- [Required work]:
Below are some entries. Output each one exactly as it appears.

____ Dataset rows

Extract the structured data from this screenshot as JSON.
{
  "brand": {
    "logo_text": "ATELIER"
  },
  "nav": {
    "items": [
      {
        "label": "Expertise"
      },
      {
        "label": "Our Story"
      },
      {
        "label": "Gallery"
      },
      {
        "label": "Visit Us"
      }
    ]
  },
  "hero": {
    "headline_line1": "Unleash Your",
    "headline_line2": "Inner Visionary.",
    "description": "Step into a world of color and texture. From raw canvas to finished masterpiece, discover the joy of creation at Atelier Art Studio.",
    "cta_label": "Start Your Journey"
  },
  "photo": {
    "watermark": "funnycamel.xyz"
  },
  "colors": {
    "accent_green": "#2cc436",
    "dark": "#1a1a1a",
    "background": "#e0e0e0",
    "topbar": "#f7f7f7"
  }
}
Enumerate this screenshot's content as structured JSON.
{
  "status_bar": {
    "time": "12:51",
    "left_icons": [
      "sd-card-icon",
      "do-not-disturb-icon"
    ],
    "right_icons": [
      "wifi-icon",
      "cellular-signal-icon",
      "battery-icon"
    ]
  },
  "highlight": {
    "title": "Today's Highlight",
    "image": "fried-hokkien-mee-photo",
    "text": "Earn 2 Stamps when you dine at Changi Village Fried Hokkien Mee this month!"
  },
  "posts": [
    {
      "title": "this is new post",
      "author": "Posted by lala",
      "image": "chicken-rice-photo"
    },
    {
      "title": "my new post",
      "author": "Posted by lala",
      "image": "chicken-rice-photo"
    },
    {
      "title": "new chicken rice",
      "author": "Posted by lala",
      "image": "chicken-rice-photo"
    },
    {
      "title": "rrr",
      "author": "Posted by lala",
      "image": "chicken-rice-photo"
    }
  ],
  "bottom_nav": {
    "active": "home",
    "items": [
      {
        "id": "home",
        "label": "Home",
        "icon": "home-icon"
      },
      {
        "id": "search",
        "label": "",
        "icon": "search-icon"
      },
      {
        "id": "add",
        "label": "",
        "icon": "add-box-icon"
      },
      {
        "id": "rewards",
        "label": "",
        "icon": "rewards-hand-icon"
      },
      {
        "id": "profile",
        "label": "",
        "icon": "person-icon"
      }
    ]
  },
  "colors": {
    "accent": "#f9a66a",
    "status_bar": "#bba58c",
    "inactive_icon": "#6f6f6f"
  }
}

________

- [Correct response]:
Extract the structured data from this screenshot as JSON.
{
  "brand": {
    "logo_text": "ATELIER"
  },
  "nav": {
    "items": [
      {
        "label": "Expertise"
      },
      {
        "label": "Our Story"
      },
      {
        "label": "Gallery"
      },
      {
        "label": "Visit Us"
      }
    ]
  },
  "hero": {
    "headline_line1": "Unleash Your",
    "headline_line2": "Inner Visionary.",
    "description": "Step into a world of color and texture. From raw canvas to finished masterpiece, discover the joy of creation at Atelier Art Studio.",
    "cta_label": "Start Your Journey"
  },
  "photo": {
    "watermark": "funnycamel.xyz"
  },
  "colors": {
    "accent_green": "#2cc436",
    "dark": "#1a1a1a",
    "background": "#e0e0e0",
    "topbar": "#f7f7f7"
  }
}
Enumerate this screenshot's content as structured JSON.
{
  "status_bar": {
    "time": "12:51",
    "left_icons": [
      "sd-card-icon",
      "do-not-disturb-icon"
    ],
    "right_icons": [
      "wifi-icon",
      "cellular-signal-icon",
      "battery-icon"
    ]
  },
  "highlight": {
    "title": "Today's Highlight",
    "image": "fried-hokkien-mee-photo",
    "text": "Earn 2 Stamps when you dine at Changi Village Fried Hokkien Mee this month!"
  },
  "posts": [
    {
      "title": "this is new post",
      "author": "Posted by lala",
      "image": "chicken-rice-photo"
    },
    {
      "title": "my new post",
      "author": "Posted by lala",
      "image": "chicken-rice-photo"
    },
    {
      "title": "new chicken rice",
      "author": "Posted by lala",
      "image": "chicken-rice-photo"
    },
    {
      "title": "rrr",
      "author": "Posted by lala",
      "image": "chicken-rice-photo"
    }
  ],
  "bottom_nav": {
    "active": "home",
    "items": [
      {
        "id": "home",
        "label": "Home",
        "icon": "home-icon"
      },
      {
        "id": "search",
        "label": "",
        "icon": "search-icon"
      },
      {
        "id": "add",
        "label": "",
        "icon": "add-box-icon"
      },
      {
        "id": "rewards",
        "label": "",
        "icon": "rewards-hand-icon"
      },
      {
        "id": "profile",
        "label": "",
        "icon": "person-icon"
      }
    ]
  },
  "colors": {
    "accent": "#f9a66a",
    "status_bar": "#bba58c",
    "inactive_icon": "#6f6f6f"
  }
}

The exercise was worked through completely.